[Requirement]:
Reproduce the entire listing below word for word, leaving out the pictures.

[Data for the task]:
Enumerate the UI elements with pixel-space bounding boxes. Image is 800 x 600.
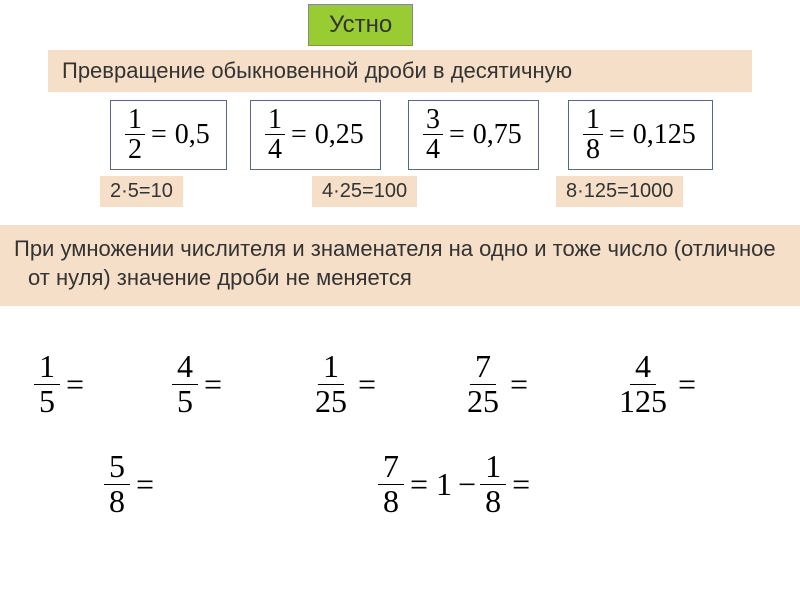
- rule-bar: При умножении числителя и знаменателя на…: [0, 225, 800, 306]
- mult-bar-1: 2·5=10: [100, 176, 183, 207]
- equals-sign: =: [410, 466, 428, 503]
- badge-oral: Устно: [308, 4, 413, 46]
- equals-sign: =: [449, 119, 465, 151]
- equals-sign: =: [512, 466, 530, 503]
- fraction: 3 4: [423, 105, 443, 165]
- equals-sign: =: [136, 466, 154, 503]
- exercise-5: 4 125 =: [612, 350, 700, 418]
- equals-sign: =: [609, 119, 625, 151]
- boxed-eq-1: 1 2 = 0,5: [110, 100, 227, 170]
- fraction: 1 25: [310, 350, 352, 418]
- title-bar: Превращение обыкновенной дроби в десятич…: [48, 50, 752, 92]
- boxed-eq-2: 1 4 = 0,25: [250, 100, 381, 170]
- fraction: 1 5: [34, 350, 60, 418]
- boxed-eq-4: 1 8 = 0,125: [568, 100, 713, 170]
- mult-text: 2·5=10: [110, 180, 173, 202]
- fraction: 1 2: [125, 105, 145, 165]
- decimal-value: 0,25: [315, 119, 364, 151]
- rule-text: При умножении числителя и знаменателя на…: [14, 236, 776, 290]
- fraction: 4 125: [614, 350, 672, 418]
- badge-text: Устно: [329, 11, 392, 38]
- equals-sign: =: [151, 119, 167, 151]
- equals-sign: =: [678, 366, 696, 403]
- equals-sign: =: [66, 366, 84, 403]
- decimal-value: 0,75: [473, 119, 522, 151]
- fraction: 4 5: [172, 350, 198, 418]
- mult-text: 4·25=100: [322, 180, 407, 202]
- exercise-4: 7 25 =: [460, 350, 532, 418]
- boxed-eq-3: 3 4 = 0,75: [408, 100, 539, 170]
- fraction: 1 8: [480, 450, 506, 518]
- equals-sign: =: [291, 119, 307, 151]
- mult-text: 8·125=1000: [566, 180, 673, 202]
- minus-sign: −: [458, 466, 476, 503]
- equals-sign: =: [204, 366, 222, 403]
- title-text: Превращение обыкновенной дроби в десятич…: [62, 58, 572, 83]
- exercise-3: 1 25 =: [308, 350, 380, 418]
- exercise-bottom-left: 5 8 =: [102, 450, 158, 518]
- fraction: 7 8: [378, 450, 404, 518]
- exercise-bottom-right: 7 8 = 1 − 1 8 =: [376, 450, 534, 518]
- equals-sign: =: [510, 366, 528, 403]
- fraction: 7 25: [462, 350, 504, 418]
- mult-bar-2: 4·25=100: [312, 176, 417, 207]
- equals-sign: =: [358, 366, 376, 403]
- fraction: 5 8: [104, 450, 130, 518]
- exercise-2: 4 5 =: [170, 350, 226, 418]
- mult-bar-3: 8·125=1000: [556, 176, 683, 207]
- decimal-value: 0,5: [175, 119, 210, 151]
- exercise-1: 1 5 =: [32, 350, 88, 418]
- one: 1: [436, 466, 452, 503]
- fraction: 1 4: [265, 105, 285, 165]
- fraction: 1 8: [583, 105, 603, 165]
- decimal-value: 0,125: [633, 119, 696, 151]
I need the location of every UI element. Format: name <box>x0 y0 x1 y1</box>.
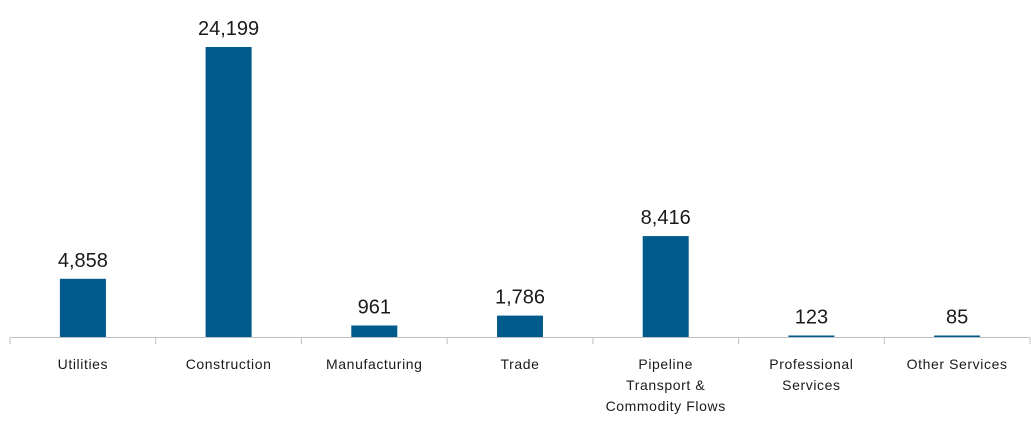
bar <box>934 335 981 337</box>
data-label: 24,199 <box>198 18 259 40</box>
data-label: 123 <box>795 307 828 329</box>
category-label: Pipeline Transport & Commodity Flows <box>606 356 726 414</box>
category-label: Utilities <box>58 356 109 372</box>
category-label: Trade <box>500 356 539 372</box>
x-axis <box>9 337 1031 344</box>
category-label: Professional Services <box>769 356 853 393</box>
category-label: Other Services <box>907 356 1008 372</box>
value-labels-group: 4,858 24,199 961 1,786 8,416 123 85 <box>58 18 968 329</box>
category-label: Manufacturing <box>326 356 423 372</box>
bar <box>59 278 106 337</box>
bar <box>642 236 689 337</box>
bars-group <box>59 47 981 337</box>
data-label: 4,858 <box>58 250 108 272</box>
bar <box>205 47 252 337</box>
bar <box>351 325 398 337</box>
bar <box>497 315 543 337</box>
data-label: 961 <box>358 297 391 319</box>
data-label: 1,786 <box>495 287 545 309</box>
category-labels-group: Utilities Construction Manufacturing Trade P… <box>58 356 1008 414</box>
data-label: 8,416 <box>641 207 691 229</box>
category-label: Construction <box>186 356 272 372</box>
bar <box>788 335 835 337</box>
data-label: 85 <box>946 307 968 329</box>
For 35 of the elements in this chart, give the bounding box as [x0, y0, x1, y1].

[Answer to this exercise]:
Enumerate the UI elements with pixel-space bounding boxes. Image is 800 x 600.
- rule-bar: При умножении числителя и знаменателя на…: [0, 225, 800, 306]
- mult-bar-1: 2·5=10: [100, 176, 183, 207]
- equals-sign: =: [410, 466, 428, 503]
- badge-oral: Устно: [308, 4, 413, 46]
- equals-sign: =: [449, 119, 465, 151]
- equals-sign: =: [512, 466, 530, 503]
- fraction: 3 4: [423, 105, 443, 165]
- equals-sign: =: [136, 466, 154, 503]
- exercise-5: 4 125 =: [612, 350, 700, 418]
- equals-sign: =: [609, 119, 625, 151]
- boxed-eq-1: 1 2 = 0,5: [110, 100, 227, 170]
- fraction: 1 25: [310, 350, 352, 418]
- title-bar: Превращение обыкновенной дроби в десятич…: [48, 50, 752, 92]
- boxed-eq-2: 1 4 = 0,25: [250, 100, 381, 170]
- fraction: 1 5: [34, 350, 60, 418]
- boxed-eq-4: 1 8 = 0,125: [568, 100, 713, 170]
- mult-text: 2·5=10: [110, 180, 173, 202]
- fraction: 1 2: [125, 105, 145, 165]
- decimal-value: 0,25: [315, 119, 364, 151]
- rule-text: При умножении числителя и знаменателя на…: [14, 236, 776, 290]
- fraction: 4 125: [614, 350, 672, 418]
- badge-text: Устно: [329, 11, 392, 38]
- equals-sign: =: [151, 119, 167, 151]
- equals-sign: =: [678, 366, 696, 403]
- equals-sign: =: [66, 366, 84, 403]
- decimal-value: 0,75: [473, 119, 522, 151]
- fraction: 4 5: [172, 350, 198, 418]
- mult-text: 4·25=100: [322, 180, 407, 202]
- exercise-4: 7 25 =: [460, 350, 532, 418]
- boxed-eq-3: 3 4 = 0,75: [408, 100, 539, 170]
- fraction: 1 8: [480, 450, 506, 518]
- equals-sign: =: [291, 119, 307, 151]
- mult-text: 8·125=1000: [566, 180, 673, 202]
- minus-sign: −: [458, 466, 476, 503]
- equals-sign: =: [204, 366, 222, 403]
- title-text: Превращение обыкновенной дроби в десятич…: [62, 58, 572, 83]
- exercise-3: 1 25 =: [308, 350, 380, 418]
- exercise-bottom-left: 5 8 =: [102, 450, 158, 518]
- fraction: 7 8: [378, 450, 404, 518]
- exercise-bottom-right: 7 8 = 1 − 1 8 =: [376, 450, 534, 518]
- equals-sign: =: [510, 366, 528, 403]
- fraction: 7 25: [462, 350, 504, 418]
- mult-bar-2: 4·25=100: [312, 176, 417, 207]
- equals-sign: =: [358, 366, 376, 403]
- fraction: 5 8: [104, 450, 130, 518]
- exercise-2: 4 5 =: [170, 350, 226, 418]
- mult-bar-3: 8·125=1000: [556, 176, 683, 207]
- decimal-value: 0,5: [175, 119, 210, 151]
- exercise-1: 1 5 =: [32, 350, 88, 418]
- one: 1: [436, 466, 452, 503]
- fraction: 1 4: [265, 105, 285, 165]
- fraction: 1 8: [583, 105, 603, 165]
- decimal-value: 0,125: [633, 119, 696, 151]
I need the location of every UI element. Format: name <box>x0 y0 x1 y1</box>.
bar <box>934 335 981 337</box>
data-label: 24,199 <box>198 18 259 40</box>
data-label: 123 <box>795 307 828 329</box>
category-label: Pipeline Transport & Commodity Flows <box>606 356 726 414</box>
category-label: Utilities <box>58 356 109 372</box>
category-label: Trade <box>500 356 539 372</box>
x-axis <box>9 337 1031 344</box>
category-label: Professional Services <box>769 356 853 393</box>
category-label: Other Services <box>907 356 1008 372</box>
value-labels-group: 4,858 24,199 961 1,786 8,416 123 85 <box>58 18 968 329</box>
category-label: Manufacturing <box>326 356 423 372</box>
bar <box>59 278 106 337</box>
bar <box>642 236 689 337</box>
bars-group <box>59 47 981 337</box>
data-label: 4,858 <box>58 250 108 272</box>
bar <box>205 47 252 337</box>
bar <box>351 325 398 337</box>
bar <box>497 315 543 337</box>
data-label: 961 <box>358 297 391 319</box>
data-label: 1,786 <box>495 287 545 309</box>
category-labels-group: Utilities Construction Manufacturing Trade P… <box>58 356 1008 414</box>
data-label: 8,416 <box>641 207 691 229</box>
category-label: Construction <box>186 356 272 372</box>
bar <box>788 335 835 337</box>
data-label: 85 <box>946 307 968 329</box>
For 35 of the elements in this chart, give the bounding box as [x0, y0, x1, y1].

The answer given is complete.